Available data —

◆ ◆ ◆ ◆ ◆

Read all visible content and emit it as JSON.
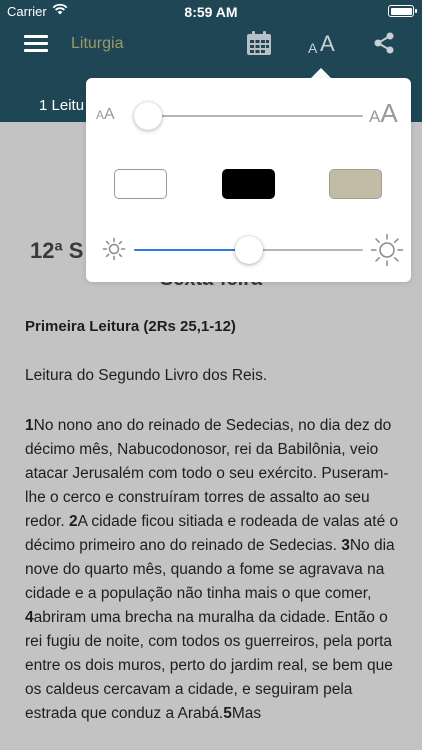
{
  "status_bar": {
    "carrier": "Carrier",
    "time": "8:59 AM",
    "battery_level": 1.0
  },
  "nav": {
    "title": "Liturgia",
    "icons": [
      "menu-icon",
      "calendar-icon",
      "font-size-icon",
      "share-icon"
    ],
    "font_button_small": "A",
    "font_button_big": "A"
  },
  "tabs": {
    "first_tab_label": "1 Leitu"
  },
  "popover": {
    "font_size_small_label": "AA",
    "font_size_big_label": "AA",
    "font_size_level": 0.0,
    "themes": [
      {
        "name": "white",
        "color": "#ffffff"
      },
      {
        "name": "black",
        "color": "#000000"
      },
      {
        "name": "sepia",
        "color": "#c2bba6"
      }
    ],
    "brightness_level": 0.5,
    "accent_color": "#2a7de1"
  },
  "reading": {
    "day_title": "12ª S",
    "weekday": "Sexta-feira",
    "heading": "Primeira Leitura (2Rs 25,1-12)",
    "intro": "Leitura do Segundo Livro dos Reis.",
    "verses": [
      {
        "n": "1",
        "text": "No nono ano do reinado de Sedecias, no dia dez do décimo mês, Nabucodonosor, rei da Babilônia, veio atacar Jerusalém com todo o seu exército. Puseram-lhe o cerco e construíram torres de assalto ao seu redor. "
      },
      {
        "n": "2",
        "text": "A cidade ficou sitiada e rodeada de valas até o décimo primeiro ano do reinado de Sedecias. "
      },
      {
        "n": "3",
        "text": "No dia nove do quarto mês, quando a fome se agravava na cidade e a população não tinha mais o que comer, "
      },
      {
        "n": "4",
        "text": "abriram uma brecha na muralha da cidade. Então o rei fugiu de noite, com todos os guerreiros, pela porta entre os dois muros, perto do jardim real, se bem que os caldeus cercavam a cidade, e seguiram pela estrada que conduz a Arabá."
      },
      {
        "n": "5",
        "text": "Mas"
      }
    ]
  }
}
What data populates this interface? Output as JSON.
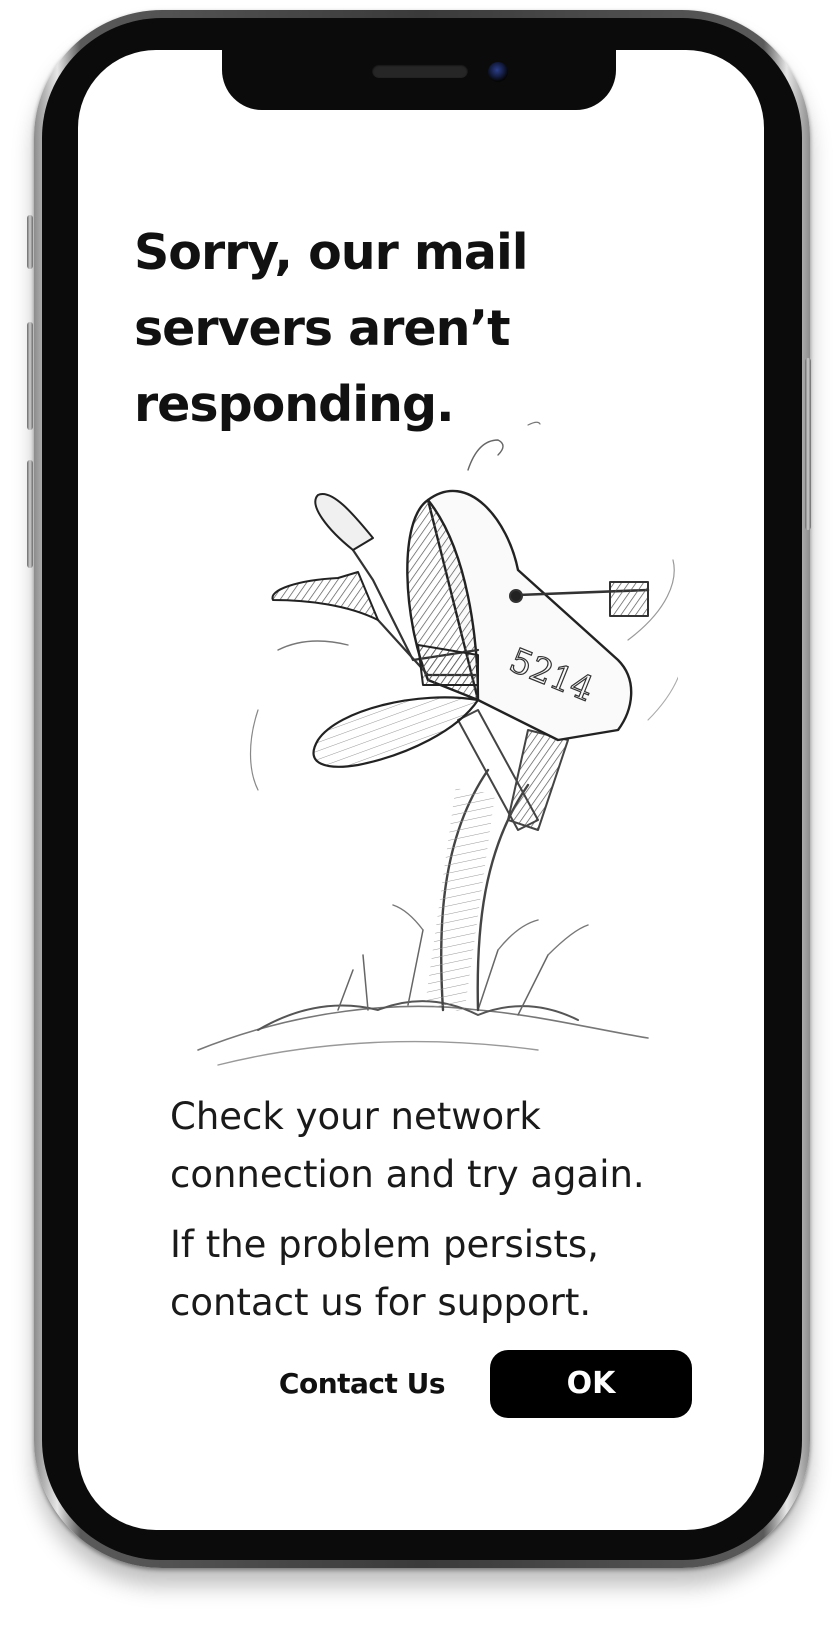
{
  "dialog": {
    "title": "Sorry, our mail servers aren’t responding.",
    "paragraphs": [
      "Check your network connection and try again.",
      "If the problem persists, contact us for support."
    ],
    "illustration": {
      "mailbox_number": "5214"
    }
  },
  "actions": {
    "contact_label": "Contact Us",
    "ok_label": "OK"
  },
  "colors": {
    "text": "#111111",
    "primary_button_bg": "#000000",
    "primary_button_text": "#ffffff",
    "screen_bg": "#ffffff"
  }
}
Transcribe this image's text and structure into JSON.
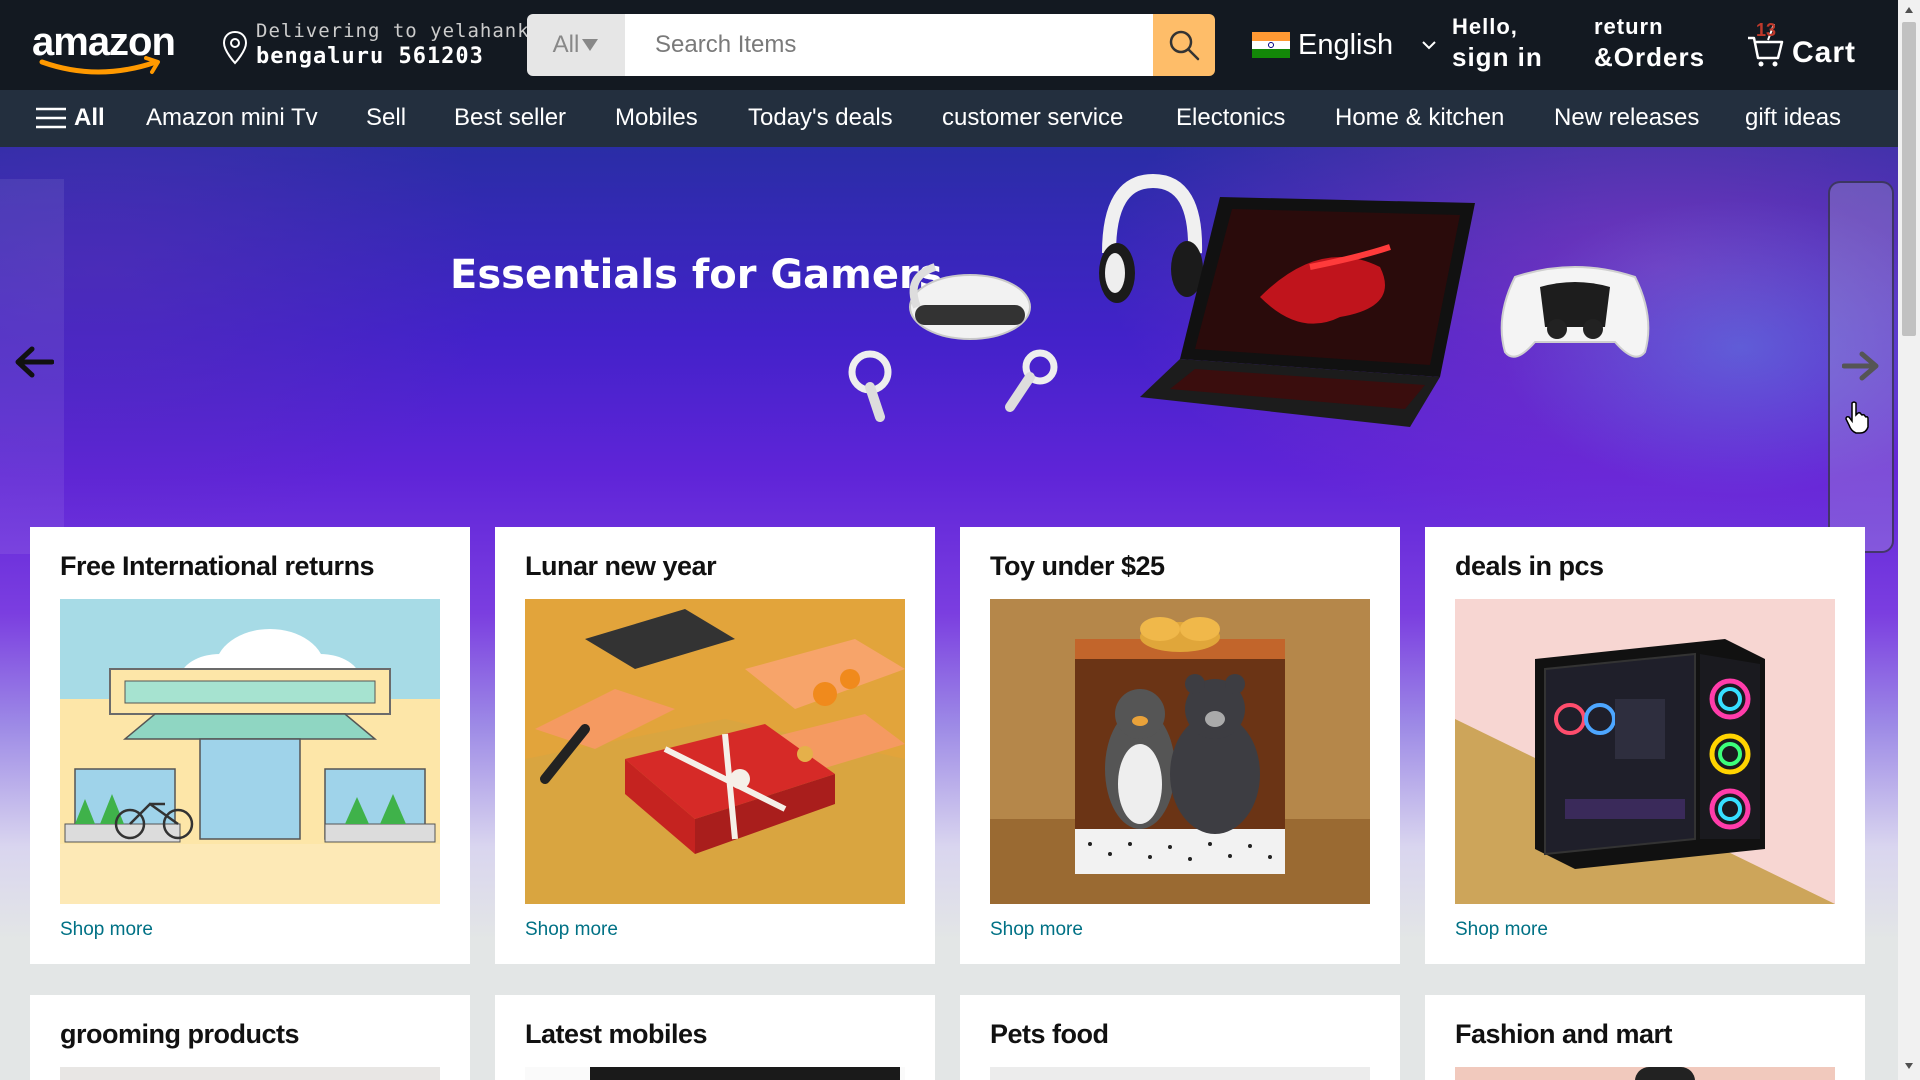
{
  "header": {
    "logo_text": "amazon",
    "deliver_line1": "Delivering to  yelahanka",
    "deliver_line2": "bengaluru 561203",
    "search_category": "All",
    "search_placeholder": "Search Items",
    "language": "English",
    "hello_line1": "Hello,",
    "hello_line2": "sign in",
    "returns_line1": "return",
    "returns_line2": "&Orders",
    "cart_count": "13",
    "cart_label": "Cart"
  },
  "subnav": {
    "items": [
      "All",
      "Amazon mini Tv",
      "Sell",
      "Best seller",
      "Mobiles",
      "Today's deals",
      "customer service",
      "Electonics",
      "Home & kitchen",
      "New releases",
      "gift ideas"
    ]
  },
  "hero": {
    "title": "Essentials for Gamers"
  },
  "cards": [
    {
      "title": "Free International returns",
      "link": "Shop more",
      "image": "storefront-illustration"
    },
    {
      "title": "Lunar new year",
      "link": "Shop more",
      "image": "gift-boxes-and-iron"
    },
    {
      "title": "Toy under $25",
      "link": "Shop more",
      "image": "plush-toys-in-box"
    },
    {
      "title": "deals in pcs",
      "link": "Shop more",
      "image": "gaming-pc-case"
    },
    {
      "title": "grooming products",
      "link": "",
      "image": "grooming"
    },
    {
      "title": "Latest mobiles",
      "link": "",
      "image": "mobiles"
    },
    {
      "title": "Pets food",
      "link": "",
      "image": "pets-food"
    },
    {
      "title": "Fashion and mart",
      "link": "",
      "image": "fashion"
    }
  ],
  "colors": {
    "nav_bg": "#131921",
    "subnav_bg": "#232f3e",
    "search_button": "#febd69",
    "link": "#007185",
    "brand_orange": "#ff9900"
  }
}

◆ ◆ ◆ ◆ ◆

Requirements —
Wherever the string "JSON" appears in the entries above, list that line.

Completed exercise —
Read all visible content and emit it as JSON.
What data populates this interface? Output as JSON.
Transcribe this image's text and structure into JSON.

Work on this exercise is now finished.